§ **Tasks for this exercise**:
1 - Duplicate the passage of the Navarch pool management guide from "For detailed information" up to and including "(Lambda, GCP, AWS)".
2 - Which cloud providers does the Navarch pool management guide list as options that nodes in a pool share?

§ **Extract**:
>> begin
Pool management#
This guide covers how to configure and manage GPU node pools with Navarch, including autoscaling strategies and health-based replacement.
For detailed information on autoscaling strategies and metrics, see architecture and metrics.
For the complete configuration reference, see the configuration reference.
Overview#
A pool is a group of GPU nodes that share the same:
- Cloud provider (Lambda, GCP, AWS)
- Instance type
- Region
- Scaling limits and autoscaler configuration
- Health policies
Pools enable you to manage heterogeneous GPU resources with independent scaling policies. For example, you might have separate pools for training workloads (large H100 instances with conservative scaling) and inference (smaller A100 instances with aggressive autoscaling).
>> end
§ **Material provided**:
>> begin
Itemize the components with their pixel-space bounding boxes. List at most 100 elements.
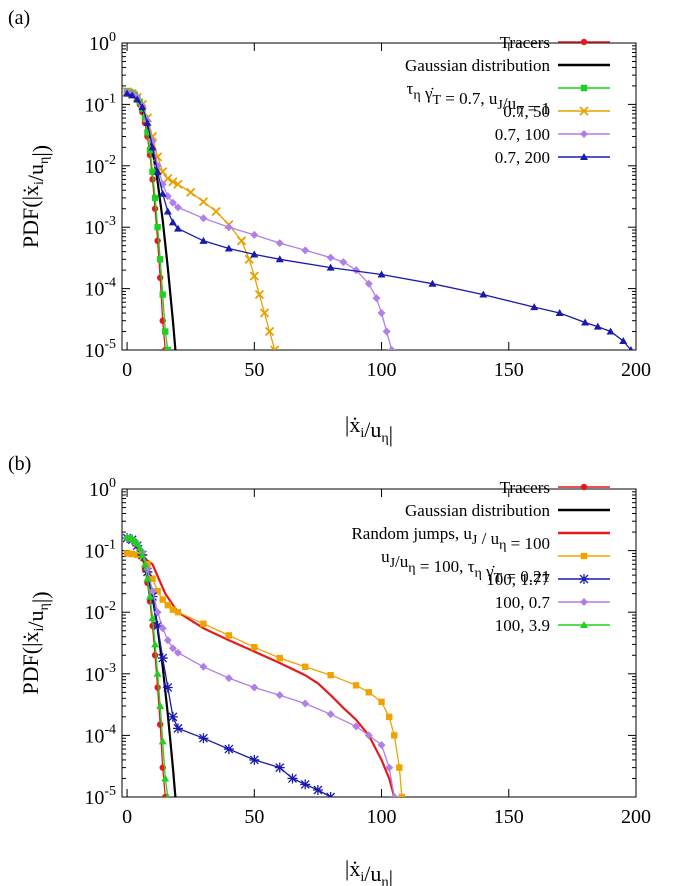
>> end
§ **Correct answers**:
1 -
For detailed information on autoscaling strategies and metrics, see architecture and metrics.
For the complete configuration reference, see the configuration reference.
Overview#
A pool is a group of GPU nodes that share the same:
- Cloud provider (Lambda, GCP, AWS)

2 - Lambda, GCP, and AWS.